# Your goal
Copy out, word for word, every line from the first one down to and including the line that contains "141, 112, 147]".

# Provided entries

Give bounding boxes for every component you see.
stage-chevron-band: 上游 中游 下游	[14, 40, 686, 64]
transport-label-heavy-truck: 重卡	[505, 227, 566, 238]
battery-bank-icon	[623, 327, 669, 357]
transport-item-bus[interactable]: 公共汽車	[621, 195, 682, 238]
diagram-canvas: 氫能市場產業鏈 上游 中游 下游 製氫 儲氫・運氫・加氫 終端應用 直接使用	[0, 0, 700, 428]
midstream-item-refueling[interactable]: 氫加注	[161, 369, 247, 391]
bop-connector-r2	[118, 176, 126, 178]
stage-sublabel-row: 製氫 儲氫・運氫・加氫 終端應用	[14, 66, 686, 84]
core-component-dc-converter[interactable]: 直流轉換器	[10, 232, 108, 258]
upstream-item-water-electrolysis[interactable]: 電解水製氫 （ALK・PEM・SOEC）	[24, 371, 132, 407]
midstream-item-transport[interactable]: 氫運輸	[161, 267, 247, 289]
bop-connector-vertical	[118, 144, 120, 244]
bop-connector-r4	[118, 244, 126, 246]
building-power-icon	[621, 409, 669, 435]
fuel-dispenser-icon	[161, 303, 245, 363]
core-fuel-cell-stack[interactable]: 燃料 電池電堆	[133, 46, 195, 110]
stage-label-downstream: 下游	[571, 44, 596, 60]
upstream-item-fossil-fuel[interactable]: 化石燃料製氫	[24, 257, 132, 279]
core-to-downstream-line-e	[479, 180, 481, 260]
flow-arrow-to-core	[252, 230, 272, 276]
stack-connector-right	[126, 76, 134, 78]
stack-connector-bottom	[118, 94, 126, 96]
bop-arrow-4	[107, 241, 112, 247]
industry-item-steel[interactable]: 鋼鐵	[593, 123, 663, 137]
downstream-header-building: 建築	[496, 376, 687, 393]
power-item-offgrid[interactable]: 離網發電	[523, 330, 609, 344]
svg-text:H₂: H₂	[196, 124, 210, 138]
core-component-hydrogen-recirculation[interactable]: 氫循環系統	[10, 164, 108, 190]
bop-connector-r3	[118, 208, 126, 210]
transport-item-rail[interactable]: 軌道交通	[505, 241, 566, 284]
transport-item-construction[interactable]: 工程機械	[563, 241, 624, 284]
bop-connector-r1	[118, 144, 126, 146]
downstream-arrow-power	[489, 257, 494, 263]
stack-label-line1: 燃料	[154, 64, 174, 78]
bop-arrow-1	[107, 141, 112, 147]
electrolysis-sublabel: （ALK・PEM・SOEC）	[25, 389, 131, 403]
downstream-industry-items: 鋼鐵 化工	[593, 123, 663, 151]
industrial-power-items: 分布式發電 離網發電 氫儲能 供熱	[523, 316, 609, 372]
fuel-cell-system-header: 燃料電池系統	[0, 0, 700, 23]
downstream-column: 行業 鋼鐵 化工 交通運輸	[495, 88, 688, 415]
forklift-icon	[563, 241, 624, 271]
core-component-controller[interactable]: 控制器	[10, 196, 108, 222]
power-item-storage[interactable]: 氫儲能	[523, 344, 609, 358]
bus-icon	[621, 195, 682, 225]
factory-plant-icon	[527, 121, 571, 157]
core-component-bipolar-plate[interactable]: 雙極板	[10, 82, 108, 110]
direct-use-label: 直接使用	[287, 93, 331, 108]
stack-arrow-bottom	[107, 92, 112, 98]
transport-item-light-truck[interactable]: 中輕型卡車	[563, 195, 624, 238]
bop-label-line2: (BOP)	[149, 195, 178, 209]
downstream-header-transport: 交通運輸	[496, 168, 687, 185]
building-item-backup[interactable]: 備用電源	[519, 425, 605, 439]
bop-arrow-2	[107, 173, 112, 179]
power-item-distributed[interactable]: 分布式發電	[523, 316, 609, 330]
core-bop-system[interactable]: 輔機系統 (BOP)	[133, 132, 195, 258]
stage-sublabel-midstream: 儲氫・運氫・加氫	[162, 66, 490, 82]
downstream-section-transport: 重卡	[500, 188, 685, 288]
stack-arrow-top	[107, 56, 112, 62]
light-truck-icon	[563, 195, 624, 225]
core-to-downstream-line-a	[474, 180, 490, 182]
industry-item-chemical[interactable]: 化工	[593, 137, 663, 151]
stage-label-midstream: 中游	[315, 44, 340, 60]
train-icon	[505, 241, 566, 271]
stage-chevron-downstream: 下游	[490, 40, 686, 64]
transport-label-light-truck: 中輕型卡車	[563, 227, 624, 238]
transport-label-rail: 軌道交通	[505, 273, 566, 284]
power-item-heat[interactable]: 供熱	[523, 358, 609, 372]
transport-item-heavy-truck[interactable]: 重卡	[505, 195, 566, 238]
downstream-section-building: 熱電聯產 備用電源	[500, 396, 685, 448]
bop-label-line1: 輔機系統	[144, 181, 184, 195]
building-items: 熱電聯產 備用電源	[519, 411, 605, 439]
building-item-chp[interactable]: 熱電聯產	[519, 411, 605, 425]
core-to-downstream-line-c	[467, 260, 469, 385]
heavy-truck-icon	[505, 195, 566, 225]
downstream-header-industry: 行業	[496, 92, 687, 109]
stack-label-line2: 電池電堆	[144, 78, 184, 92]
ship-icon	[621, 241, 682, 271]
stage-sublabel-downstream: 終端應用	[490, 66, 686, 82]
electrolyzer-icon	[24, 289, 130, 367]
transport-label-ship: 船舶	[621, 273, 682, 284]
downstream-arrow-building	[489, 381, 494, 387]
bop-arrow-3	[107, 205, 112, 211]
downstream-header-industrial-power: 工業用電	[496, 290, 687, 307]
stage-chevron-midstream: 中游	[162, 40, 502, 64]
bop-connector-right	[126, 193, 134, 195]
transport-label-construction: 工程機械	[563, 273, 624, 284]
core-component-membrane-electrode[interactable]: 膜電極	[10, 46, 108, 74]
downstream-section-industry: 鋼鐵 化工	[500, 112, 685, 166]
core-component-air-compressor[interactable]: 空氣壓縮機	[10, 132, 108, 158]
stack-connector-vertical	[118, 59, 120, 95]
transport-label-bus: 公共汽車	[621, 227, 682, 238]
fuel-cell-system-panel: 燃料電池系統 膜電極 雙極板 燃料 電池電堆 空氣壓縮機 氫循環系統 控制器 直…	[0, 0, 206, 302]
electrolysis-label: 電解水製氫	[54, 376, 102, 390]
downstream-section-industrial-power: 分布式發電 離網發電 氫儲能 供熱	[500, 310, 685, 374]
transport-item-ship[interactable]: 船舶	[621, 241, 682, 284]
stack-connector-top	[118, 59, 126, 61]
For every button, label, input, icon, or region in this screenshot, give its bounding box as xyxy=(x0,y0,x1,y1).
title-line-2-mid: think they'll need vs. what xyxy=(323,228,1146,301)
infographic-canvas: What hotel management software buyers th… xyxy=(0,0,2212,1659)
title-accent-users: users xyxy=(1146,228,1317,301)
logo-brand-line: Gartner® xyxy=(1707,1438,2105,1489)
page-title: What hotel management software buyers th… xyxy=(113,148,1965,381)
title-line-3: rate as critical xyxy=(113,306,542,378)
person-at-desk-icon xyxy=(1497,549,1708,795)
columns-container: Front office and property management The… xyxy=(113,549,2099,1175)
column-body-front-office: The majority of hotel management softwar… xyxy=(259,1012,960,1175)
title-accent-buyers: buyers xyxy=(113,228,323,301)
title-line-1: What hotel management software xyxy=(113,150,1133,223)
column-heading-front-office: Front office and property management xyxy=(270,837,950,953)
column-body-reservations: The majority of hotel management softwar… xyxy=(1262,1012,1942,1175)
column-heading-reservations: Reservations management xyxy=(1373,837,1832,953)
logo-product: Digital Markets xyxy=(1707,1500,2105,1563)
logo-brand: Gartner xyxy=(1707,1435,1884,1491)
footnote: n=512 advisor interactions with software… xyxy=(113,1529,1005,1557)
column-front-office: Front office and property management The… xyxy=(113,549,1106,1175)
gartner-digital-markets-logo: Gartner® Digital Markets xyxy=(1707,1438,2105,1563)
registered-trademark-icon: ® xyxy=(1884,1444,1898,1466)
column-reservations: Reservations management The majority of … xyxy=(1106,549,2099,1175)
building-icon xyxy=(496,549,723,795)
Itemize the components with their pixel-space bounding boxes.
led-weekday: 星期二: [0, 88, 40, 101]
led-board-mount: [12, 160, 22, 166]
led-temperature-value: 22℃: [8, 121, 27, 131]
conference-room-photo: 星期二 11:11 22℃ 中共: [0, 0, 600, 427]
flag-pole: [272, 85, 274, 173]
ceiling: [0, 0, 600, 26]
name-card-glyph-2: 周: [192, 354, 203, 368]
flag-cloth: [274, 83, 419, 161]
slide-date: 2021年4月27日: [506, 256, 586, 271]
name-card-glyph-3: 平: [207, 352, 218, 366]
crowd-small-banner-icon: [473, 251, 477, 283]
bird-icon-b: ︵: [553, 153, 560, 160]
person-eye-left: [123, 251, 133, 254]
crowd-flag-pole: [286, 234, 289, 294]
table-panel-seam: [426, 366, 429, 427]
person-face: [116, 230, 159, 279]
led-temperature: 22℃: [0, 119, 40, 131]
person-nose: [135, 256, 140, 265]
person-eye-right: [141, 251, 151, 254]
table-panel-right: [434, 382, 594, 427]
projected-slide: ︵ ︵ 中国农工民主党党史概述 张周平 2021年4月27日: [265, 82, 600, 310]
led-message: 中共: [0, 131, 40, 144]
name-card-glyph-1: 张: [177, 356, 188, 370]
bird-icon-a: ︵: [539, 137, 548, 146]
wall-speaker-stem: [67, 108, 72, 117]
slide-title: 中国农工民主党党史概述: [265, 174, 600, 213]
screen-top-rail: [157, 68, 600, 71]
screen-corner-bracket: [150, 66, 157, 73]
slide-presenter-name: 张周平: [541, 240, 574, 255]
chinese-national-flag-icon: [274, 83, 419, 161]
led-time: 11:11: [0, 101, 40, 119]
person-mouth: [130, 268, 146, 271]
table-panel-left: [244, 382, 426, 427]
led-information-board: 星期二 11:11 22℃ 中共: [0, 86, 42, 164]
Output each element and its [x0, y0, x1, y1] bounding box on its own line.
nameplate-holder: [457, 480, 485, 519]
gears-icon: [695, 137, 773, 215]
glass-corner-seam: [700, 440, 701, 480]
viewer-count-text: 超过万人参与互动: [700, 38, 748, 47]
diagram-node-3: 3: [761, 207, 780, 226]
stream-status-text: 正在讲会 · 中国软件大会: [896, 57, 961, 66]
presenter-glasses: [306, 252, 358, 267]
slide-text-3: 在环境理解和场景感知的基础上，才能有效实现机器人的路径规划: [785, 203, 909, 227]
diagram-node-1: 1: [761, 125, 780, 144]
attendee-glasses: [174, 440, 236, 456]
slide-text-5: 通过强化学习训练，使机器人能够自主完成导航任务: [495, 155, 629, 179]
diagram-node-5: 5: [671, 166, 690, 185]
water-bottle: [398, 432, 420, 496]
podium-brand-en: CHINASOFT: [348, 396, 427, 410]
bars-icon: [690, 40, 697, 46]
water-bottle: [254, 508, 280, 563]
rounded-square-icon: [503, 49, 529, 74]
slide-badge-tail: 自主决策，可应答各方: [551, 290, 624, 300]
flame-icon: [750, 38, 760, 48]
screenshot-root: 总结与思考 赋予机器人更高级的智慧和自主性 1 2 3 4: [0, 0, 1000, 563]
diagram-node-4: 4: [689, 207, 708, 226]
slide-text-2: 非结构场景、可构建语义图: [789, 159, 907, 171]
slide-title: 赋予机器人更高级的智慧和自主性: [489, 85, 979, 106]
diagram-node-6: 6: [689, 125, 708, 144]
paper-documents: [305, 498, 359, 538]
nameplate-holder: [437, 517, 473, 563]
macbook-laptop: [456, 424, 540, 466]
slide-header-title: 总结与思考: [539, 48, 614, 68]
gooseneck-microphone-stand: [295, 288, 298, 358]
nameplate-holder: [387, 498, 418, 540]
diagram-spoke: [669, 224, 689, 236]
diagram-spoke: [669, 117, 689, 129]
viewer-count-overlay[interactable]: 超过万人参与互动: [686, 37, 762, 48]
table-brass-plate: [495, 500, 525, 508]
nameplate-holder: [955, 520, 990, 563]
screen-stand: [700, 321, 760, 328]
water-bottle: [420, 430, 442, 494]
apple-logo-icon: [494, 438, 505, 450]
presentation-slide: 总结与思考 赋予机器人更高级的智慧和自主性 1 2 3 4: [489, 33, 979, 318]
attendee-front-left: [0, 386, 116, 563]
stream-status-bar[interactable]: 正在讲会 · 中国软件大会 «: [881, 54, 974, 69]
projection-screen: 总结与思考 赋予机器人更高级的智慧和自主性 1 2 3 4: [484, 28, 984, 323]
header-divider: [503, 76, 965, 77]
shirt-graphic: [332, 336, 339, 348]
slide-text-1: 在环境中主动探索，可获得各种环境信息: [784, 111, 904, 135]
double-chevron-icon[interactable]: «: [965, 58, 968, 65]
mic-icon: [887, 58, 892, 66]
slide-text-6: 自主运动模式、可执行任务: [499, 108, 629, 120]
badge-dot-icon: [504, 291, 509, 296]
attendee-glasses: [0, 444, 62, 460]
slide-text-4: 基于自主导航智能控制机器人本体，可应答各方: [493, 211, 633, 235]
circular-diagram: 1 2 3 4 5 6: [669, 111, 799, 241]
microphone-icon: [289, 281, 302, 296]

# The result
Give bounding boxes for every component you see.
stage-chevron-band: 上游 中游 下游	[14, 40, 686, 64]
transport-label-heavy-truck: 重卡	[505, 227, 566, 238]
battery-bank-icon	[623, 327, 669, 357]
transport-item-bus[interactable]: 公共汽車	[621, 195, 682, 238]
diagram-canvas: 氫能市場產業鏈 上游 中游 下游 製氫 儲氫・運氫・加氫 終端應用 直接使用	[0, 0, 700, 428]
midstream-item-refueling[interactable]: 氫加注	[161, 369, 247, 391]
bop-connector-r2	[118, 176, 126, 178]
stage-sublabel-row: 製氫 儲氫・運氫・加氫 終端應用	[14, 66, 686, 84]
core-component-dc-converter[interactable]: 直流轉換器	[10, 232, 108, 258]
upstream-item-water-electrolysis[interactable]: 電解水製氫 （ALK・PEM・SOEC）	[24, 371, 132, 407]
midstream-item-transport[interactable]: 氫運輸	[161, 267, 247, 289]
bop-connector-vertical	[118, 144, 120, 244]
bop-connector-r4	[118, 244, 126, 246]
building-power-icon	[621, 409, 669, 435]
fuel-dispenser-icon	[161, 303, 245, 363]
core-fuel-cell-stack[interactable]: 燃料 電池電堆	[133, 46, 195, 110]
stage-label-downstream: 下游	[571, 44, 596, 60]
upstream-item-fossil-fuel[interactable]: 化石燃料製氫	[24, 257, 132, 279]
core-to-downstream-line-e	[479, 180, 481, 260]
flow-arrow-to-core	[252, 230, 272, 276]
stack-connector-right	[126, 76, 134, 78]
stack-connector-bottom	[118, 94, 126, 96]
bop-arrow-4	[107, 241, 112, 247]
industry-item-steel[interactable]: 鋼鐵	[593, 123, 663, 137]
downstream-header-building: 建築	[496, 376, 687, 393]
power-item-offgrid[interactable]: 離網發電	[523, 330, 609, 344]
svg-text:H₂: H₂	[196, 124, 210, 138]
core-component-hydrogen-recirculation[interactable]: 氫循環系統	[10, 164, 108, 190]
bop-connector-r3	[118, 208, 126, 210]
transport-item-rail[interactable]: 軌道交通	[505, 241, 566, 284]
transport-item-construction[interactable]: 工程機械	[563, 241, 624, 284]
bop-connector-r1	[118, 144, 126, 146]
downstream-arrow-power	[489, 257, 494, 263]
stack-label-line1: 燃料	[154, 64, 174, 78]
bop-arrow-1	[107, 141, 112, 147]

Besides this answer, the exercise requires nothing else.